• Your objective:
Gather up the lines that contain "ENTRADA".

Stored entries:
-- begin --

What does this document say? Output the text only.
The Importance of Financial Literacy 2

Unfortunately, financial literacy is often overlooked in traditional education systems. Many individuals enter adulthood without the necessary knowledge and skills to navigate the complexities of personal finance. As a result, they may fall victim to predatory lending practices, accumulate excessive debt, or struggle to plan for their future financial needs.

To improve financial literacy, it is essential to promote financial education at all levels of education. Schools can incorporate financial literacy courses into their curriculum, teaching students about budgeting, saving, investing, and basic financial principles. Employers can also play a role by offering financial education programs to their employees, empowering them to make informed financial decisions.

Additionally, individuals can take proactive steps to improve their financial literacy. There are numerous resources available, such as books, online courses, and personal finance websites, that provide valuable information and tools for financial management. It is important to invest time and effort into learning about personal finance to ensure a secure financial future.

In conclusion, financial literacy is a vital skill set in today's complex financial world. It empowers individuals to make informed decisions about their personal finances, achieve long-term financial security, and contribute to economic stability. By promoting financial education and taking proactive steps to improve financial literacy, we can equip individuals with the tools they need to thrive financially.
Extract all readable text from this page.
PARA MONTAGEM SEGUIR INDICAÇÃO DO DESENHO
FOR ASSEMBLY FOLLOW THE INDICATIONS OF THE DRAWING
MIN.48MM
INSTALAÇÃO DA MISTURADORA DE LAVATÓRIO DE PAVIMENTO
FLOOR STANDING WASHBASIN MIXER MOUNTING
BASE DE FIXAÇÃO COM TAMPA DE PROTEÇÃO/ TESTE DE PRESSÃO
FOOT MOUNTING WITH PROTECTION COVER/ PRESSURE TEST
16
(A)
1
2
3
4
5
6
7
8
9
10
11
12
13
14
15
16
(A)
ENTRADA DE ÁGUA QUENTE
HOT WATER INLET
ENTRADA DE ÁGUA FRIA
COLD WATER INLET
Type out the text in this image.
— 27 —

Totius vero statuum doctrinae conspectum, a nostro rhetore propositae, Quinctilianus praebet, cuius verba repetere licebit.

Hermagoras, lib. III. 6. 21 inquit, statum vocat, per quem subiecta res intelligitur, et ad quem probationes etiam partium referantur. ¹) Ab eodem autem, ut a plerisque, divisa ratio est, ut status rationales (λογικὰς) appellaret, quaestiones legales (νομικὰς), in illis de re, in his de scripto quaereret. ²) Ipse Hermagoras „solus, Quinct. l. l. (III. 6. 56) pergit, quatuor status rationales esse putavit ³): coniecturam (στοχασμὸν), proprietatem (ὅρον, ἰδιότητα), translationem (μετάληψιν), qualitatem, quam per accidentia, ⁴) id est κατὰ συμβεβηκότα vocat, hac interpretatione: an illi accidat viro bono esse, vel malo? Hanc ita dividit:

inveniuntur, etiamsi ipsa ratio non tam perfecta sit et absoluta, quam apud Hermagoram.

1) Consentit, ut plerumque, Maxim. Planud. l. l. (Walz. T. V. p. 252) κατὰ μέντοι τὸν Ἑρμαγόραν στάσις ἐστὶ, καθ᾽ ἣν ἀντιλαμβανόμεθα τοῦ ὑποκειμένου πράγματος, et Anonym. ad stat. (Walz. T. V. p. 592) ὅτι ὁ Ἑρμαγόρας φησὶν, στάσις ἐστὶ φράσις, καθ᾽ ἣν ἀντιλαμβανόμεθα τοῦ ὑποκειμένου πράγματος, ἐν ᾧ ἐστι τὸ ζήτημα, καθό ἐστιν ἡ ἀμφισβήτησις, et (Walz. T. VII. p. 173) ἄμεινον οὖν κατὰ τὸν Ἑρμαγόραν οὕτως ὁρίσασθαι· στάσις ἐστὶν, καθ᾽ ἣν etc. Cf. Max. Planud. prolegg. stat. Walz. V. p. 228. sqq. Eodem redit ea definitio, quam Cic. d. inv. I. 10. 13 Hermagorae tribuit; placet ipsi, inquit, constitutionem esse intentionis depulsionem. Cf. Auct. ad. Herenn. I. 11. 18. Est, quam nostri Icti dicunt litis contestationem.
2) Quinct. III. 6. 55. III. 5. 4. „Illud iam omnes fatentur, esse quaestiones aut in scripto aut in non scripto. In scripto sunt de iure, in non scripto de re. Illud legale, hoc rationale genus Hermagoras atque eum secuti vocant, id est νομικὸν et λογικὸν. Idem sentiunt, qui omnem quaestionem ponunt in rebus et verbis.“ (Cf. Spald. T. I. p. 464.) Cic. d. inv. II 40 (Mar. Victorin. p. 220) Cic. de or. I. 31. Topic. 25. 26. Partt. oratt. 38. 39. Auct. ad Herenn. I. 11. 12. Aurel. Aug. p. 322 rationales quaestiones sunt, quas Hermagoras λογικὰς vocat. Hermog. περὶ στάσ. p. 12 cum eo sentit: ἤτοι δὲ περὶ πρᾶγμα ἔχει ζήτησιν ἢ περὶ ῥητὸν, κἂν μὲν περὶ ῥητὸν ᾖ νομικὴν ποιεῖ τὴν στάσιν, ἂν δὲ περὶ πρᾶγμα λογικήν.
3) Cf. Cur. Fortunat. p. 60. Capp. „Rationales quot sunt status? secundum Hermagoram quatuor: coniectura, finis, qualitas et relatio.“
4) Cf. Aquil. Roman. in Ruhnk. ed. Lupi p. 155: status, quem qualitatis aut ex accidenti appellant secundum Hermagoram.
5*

-- end --

• Answer to this exercise:
ENTRADA DE ÁGUA QUENTE
ENTRADA DE ÁGUA FRIA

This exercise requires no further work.